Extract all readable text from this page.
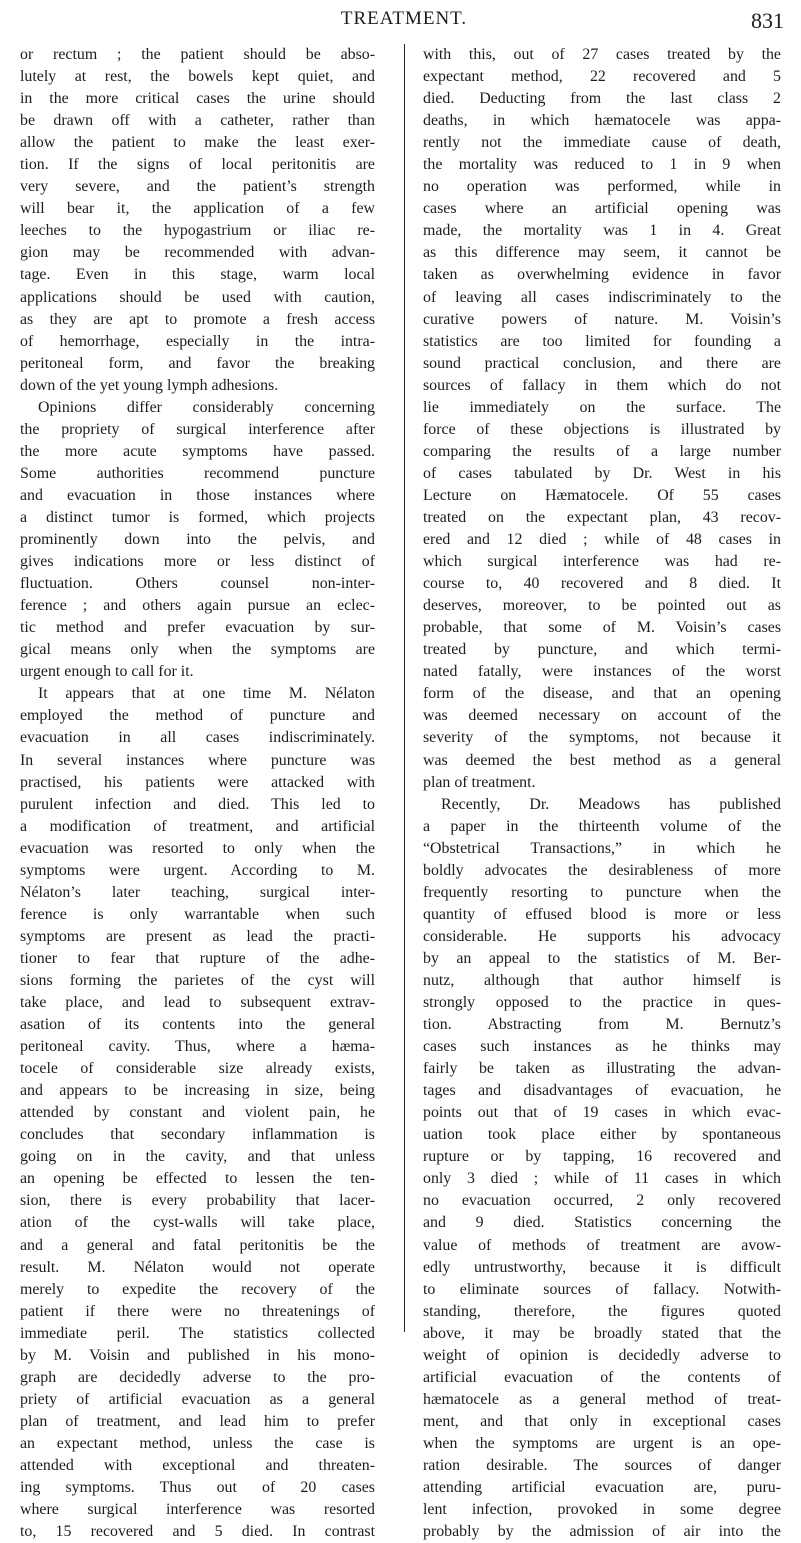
TREATMENT.	831
or rectum ; the patient should be abso-
lutely at rest, the bowels kept quiet, and
in the more critical cases the urine should
be drawn off with a catheter, rather than
allow the patient to make the least exer-
tion. If the signs of local peritonitis are
very severe, and the patient’s strength
will bear it, the application of a few
leeches to the hypogastrium or iliac re-
gion may be recommended with advan-
tage. Even in this stage, warm local
applications should be used with caution,
as they are apt to promote a fresh access
of hemorrhage, especially in the intra-
peritoneal form, and favor the breaking
down of the yet young lymph adhesions.
Opinions differ considerably concerning
the propriety of surgical interference after
the more acute symptoms have passed.
Some authorities recommend puncture
and evacuation in those instances where
a distinct tumor is formed, which projects
prominently down into the pelvis, and
gives indications more or less distinct of
fluctuation. Others counsel non-inter-
ference ; and others again pursue an eclec-
tic method and prefer evacuation by sur-
gical means only when the symptoms are
urgent enough to call for it.
It appears that at one time M. Nélaton
employed the method of puncture and
evacuation in all cases indiscriminately.
In several instances where puncture was
practised, his patients were attacked with
purulent infection and died. This led to
a modification of treatment, and artificial
evacuation was resorted to only when the
symptoms were urgent. According to M.
Nélaton’s later teaching, surgical inter-
ference is only warrantable when such
symptoms are present as lead the practi-
tioner to fear that rupture of the adhe-
sions forming the parietes of the cyst will
take place, and lead to subsequent extrav-
asation of its contents into the general
peritoneal cavity. Thus, where a hæma-
tocele of considerable size already exists,
and appears to be increasing in size, being
attended by constant and violent pain, he
concludes that secondary inflammation is
going on in the cavity, and that unless
an opening be effected to lessen the ten-
sion, there is every probability that lacer-
ation of the cyst-walls will take place,
and a general and fatal peritonitis be the
result. M. Nélaton would not operate
merely to expedite the recovery of the
patient if there were no threatenings of
immediate peril. The statistics collected
by M. Voisin and published in his mono-
graph are decidedly adverse to the pro-
priety of artificial evacuation as a general
plan of treatment, and lead him to prefer
an expectant method, unless the case is
attended with exceptional and threaten-
ing symptoms. Thus out of 20 cases
where surgical interference was resorted
to, 15 recovered and 5 died. In contrast
with this, out of 27 cases treated by the
expectant method, 22 recovered and 5
died. Deducting from the last class 2
deaths, in which hæmatocele was appa-
rently not the immediate cause of death,
the mortality was reduced to 1 in 9 when
no operation was performed, while in
cases where an artificial opening was
made, the mortality was 1 in 4. Great
as this difference may seem, it cannot be
taken as overwhelming evidence in favor
of leaving all cases indiscriminately to the
curative powers of nature. M. Voisin’s
statistics are too limited for founding a
sound practical conclusion, and there are
sources of fallacy in them which do not
lie immediately on the surface. The
force of these objections is illustrated by
comparing the results of a large number
of cases tabulated by Dr. West in his
Lecture on Hæmatocele. Of 55 cases
treated on the expectant plan, 43 recov-
ered and 12 died ; while of 48 cases in
which surgical interference was had re-
course to, 40 recovered and 8 died. It
deserves, moreover, to be pointed out as
probable, that some of M. Voisin’s cases
treated by puncture, and which termi-
nated fatally, were instances of the worst
form of the disease, and that an opening
was deemed necessary on account of the
severity of the symptoms, not because it
was deemed the best method as a general
plan of treatment.
Recently, Dr. Meadows has published
a paper in the thirteenth volume of the
“Obstetrical Transactions,” in which he
boldly advocates the desirableness of more
frequently resorting to puncture when the
quantity of effused blood is more or less
considerable. He supports his advocacy
by an appeal to the statistics of M. Ber-
nutz, although that author himself is
strongly opposed to the practice in ques-
tion. Abstracting from M. Bernutz’s
cases such instances as he thinks may
fairly be taken as illustrating the advan-
tages and disadvantages of evacuation, he
points out that of 19 cases in which evac-
uation took place either by spontaneous
rupture or by tapping, 16 recovered and
only 3 died ; while of 11 cases in which
no evacuation occurred, 2 only recovered
and 9 died. Statistics concerning the
value of methods of treatment are avow-
edly untrustworthy, because it is difficult
to eliminate sources of fallacy. Notwith-
standing, therefore, the figures quoted
above, it may be broadly stated that the
weight of opinion is decidedly adverse to
artificial evacuation of the contents of
hæmatocele as a general method of treat-
ment, and that only in exceptional cases
when the symptoms are urgent is an ope-
ration desirable. The sources of danger
attending artificial evacuation are, puru-
lent infection, provoked in some degree
probably by the admission of air into the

### WHAT TO DO
In the material above, find the lines that contain "where" and show them.

### TASK OUTPUT
and evacuation in those instances where
In several instances where puncture was
peritoneal cavity. Thus, where a hæma-
where surgical interference was resorted
cases where an artificial opening was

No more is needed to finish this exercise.